>> BEGIN THE RECORDS
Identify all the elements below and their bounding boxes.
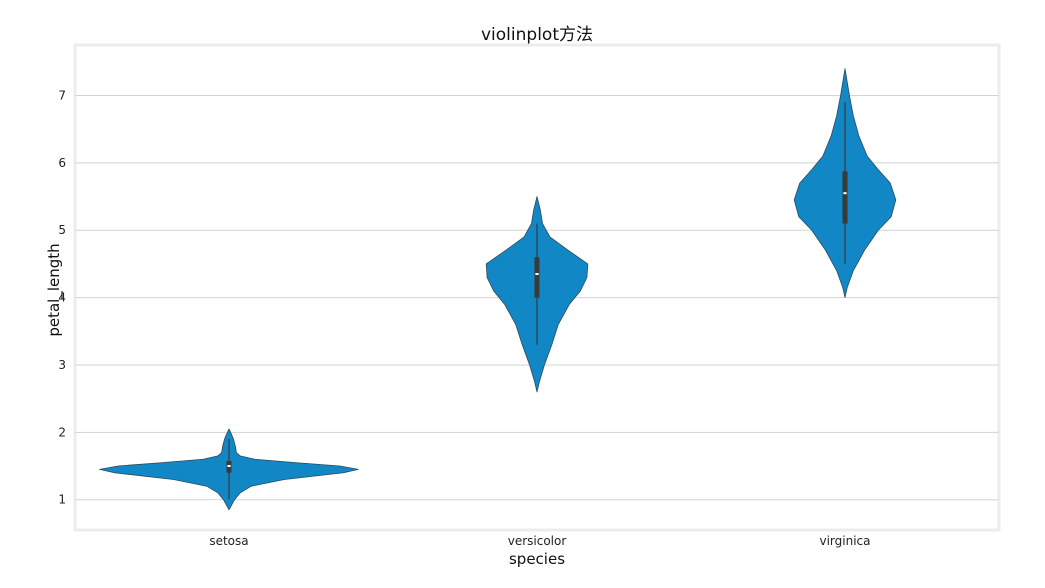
y-tick-label: 6 <box>58 156 66 170</box>
y-tick-label: 3 <box>58 358 66 372</box>
x-tick-label-virginica: virginica <box>820 534 871 548</box>
y-axis-label: petal_length <box>45 243 64 336</box>
violin-iqr-box-versicolor <box>534 257 540 298</box>
violin-virginica <box>793 68 897 298</box>
violin-versicolor <box>485 196 589 393</box>
y-tick-label: 5 <box>58 223 66 237</box>
x-tick-label-versicolor: versicolor <box>508 534 567 548</box>
violins <box>99 68 897 511</box>
violin-setosa <box>99 428 359 511</box>
y-tick-labels: 1 2 3 4 5 6 7 <box>58 89 66 507</box>
y-tick-label: 2 <box>58 425 66 439</box>
chart-title: violinplot方法 <box>481 25 593 45</box>
y-tick-label: 1 <box>58 493 66 507</box>
x-axis-label: species <box>509 550 565 568</box>
violin-iqr-box-virginica <box>842 171 848 224</box>
y-tick-label: 7 <box>58 89 66 103</box>
y-tick-label: 4 <box>58 291 66 305</box>
x-tick-label-setosa: setosa <box>209 534 248 548</box>
x-tick-labels: setosa versicolor virginica <box>209 534 870 548</box>
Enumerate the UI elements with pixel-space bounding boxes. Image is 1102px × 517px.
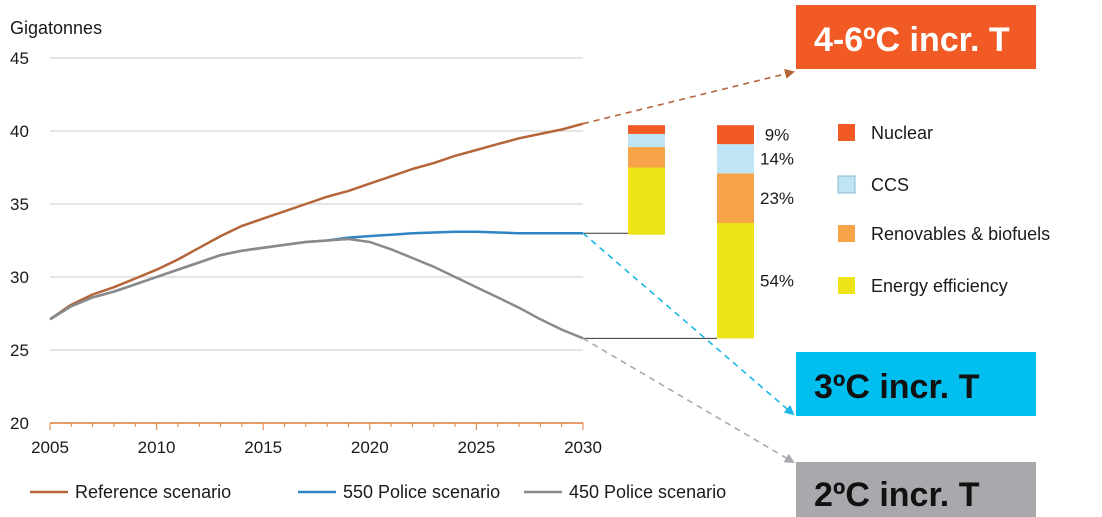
outcome-box-label: 2ºC incr. T xyxy=(814,476,980,514)
projection-arrow xyxy=(582,69,795,125)
y-tick-labels: 20 25 30 35 40 45 xyxy=(10,49,29,433)
x-tick-label: 2005 xyxy=(31,438,69,457)
series-line xyxy=(49,230,583,321)
bar-segment xyxy=(628,133,665,148)
stack-legend-label: Energy efficiency xyxy=(871,276,1008,296)
outcome-box xyxy=(796,352,1036,416)
y-tick-label: 35 xyxy=(10,195,29,214)
y-tick-label: 45 xyxy=(10,49,29,68)
x-tick-label: 2025 xyxy=(457,438,495,457)
y-tick-label: 25 xyxy=(10,341,29,360)
series-lines xyxy=(49,122,584,340)
segment-percent-labels: 54% 23% 14% 9% xyxy=(760,126,794,291)
projection-arrow xyxy=(582,337,795,464)
series-legend: Reference scenario 550 Police scenario 450… xyxy=(30,482,726,502)
x-tick-label: 2015 xyxy=(244,438,282,457)
y-tick-label: 20 xyxy=(10,414,29,433)
stack-legend-label: CCS xyxy=(871,175,909,195)
projection-arrow xyxy=(582,232,795,416)
projection-arrows xyxy=(582,69,795,464)
gridlines xyxy=(50,57,583,351)
bar-segment xyxy=(717,173,754,223)
outcome-box xyxy=(796,5,1036,69)
series-line xyxy=(49,122,584,321)
series-line xyxy=(49,237,584,340)
segment-percent-label: 9% xyxy=(765,126,790,145)
segment-percent-label: 54% xyxy=(760,272,794,291)
x-tick-label: 2020 xyxy=(351,438,389,457)
bar-connectors xyxy=(583,232,717,339)
y-tick-label: 40 xyxy=(10,122,29,141)
stack-legend-label: Renovables & biofuels xyxy=(871,224,1050,244)
stack-legend-swatch xyxy=(837,175,856,194)
bar-segment xyxy=(717,125,754,145)
stack-legend-swatch xyxy=(838,277,855,294)
series-legend-label: 550 Police scenario xyxy=(343,482,500,502)
bar-segment xyxy=(628,147,665,168)
bar-segment xyxy=(717,222,754,339)
stack-legend-swatch xyxy=(838,124,855,141)
y-axis-label: Gigatonnes xyxy=(10,18,102,38)
x-tick-label: 2030 xyxy=(564,438,602,457)
stack-legend-swatch xyxy=(838,225,855,242)
y-tick-label: 30 xyxy=(10,268,29,287)
stack-legend: Nuclear CCS Renovables & biofuels Energy ef… xyxy=(837,123,1050,296)
bar-segment xyxy=(628,167,665,235)
outcome-box-label: 3ºC incr. T xyxy=(814,368,980,406)
x-tick-label: 2010 xyxy=(138,438,176,457)
series-legend-label: Reference scenario xyxy=(75,482,231,502)
x-axis xyxy=(49,422,584,430)
segment-percent-label: 14% xyxy=(760,150,794,169)
outcome-boxes: 4-6ºC incr. T 3ºC incr. T 2ºC incr. T xyxy=(796,5,1036,517)
x-tick-labels: 2005 2010 2015 2020 2025 2030 xyxy=(31,438,602,457)
stack-legend-label: Nuclear xyxy=(871,123,933,143)
segment-percent-label: 23% xyxy=(760,189,794,208)
bar-segment xyxy=(717,144,754,174)
outcome-box xyxy=(796,462,1036,517)
bar-segment xyxy=(628,125,665,134)
outcome-box-label: 4-6ºC incr. T xyxy=(814,21,1010,59)
stacked-bars xyxy=(628,125,754,339)
series-legend-label: 450 Police scenario xyxy=(569,482,726,502)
>> END THE RECORDS
Reproduce, unchanged, the stretch of the material from the line containing "outcome-box-label: 2ºC incr." through the line containing "segment-percent-labels: 54% 23%".

* EXPECTED OUTPUT *
outcome-box-label: 2ºC incr. T xyxy=(814,476,980,514)
projection-arrow xyxy=(582,69,795,125)
y-tick-labels: 20 25 30 35 40 45 xyxy=(10,49,29,433)
x-tick-label: 2005 xyxy=(31,438,69,457)
series-line xyxy=(49,230,583,321)
bar-segment xyxy=(628,133,665,148)
stack-legend-label: Energy efficiency xyxy=(871,276,1008,296)
outcome-box xyxy=(796,352,1036,416)
y-tick-label: 35 xyxy=(10,195,29,214)
y-tick-label: 45 xyxy=(10,49,29,68)
x-tick-label: 2025 xyxy=(457,438,495,457)
y-tick-label: 25 xyxy=(10,341,29,360)
series-lines xyxy=(49,122,584,340)
segment-percent-labels: 54% 23% 14% 9% xyxy=(760,126,794,291)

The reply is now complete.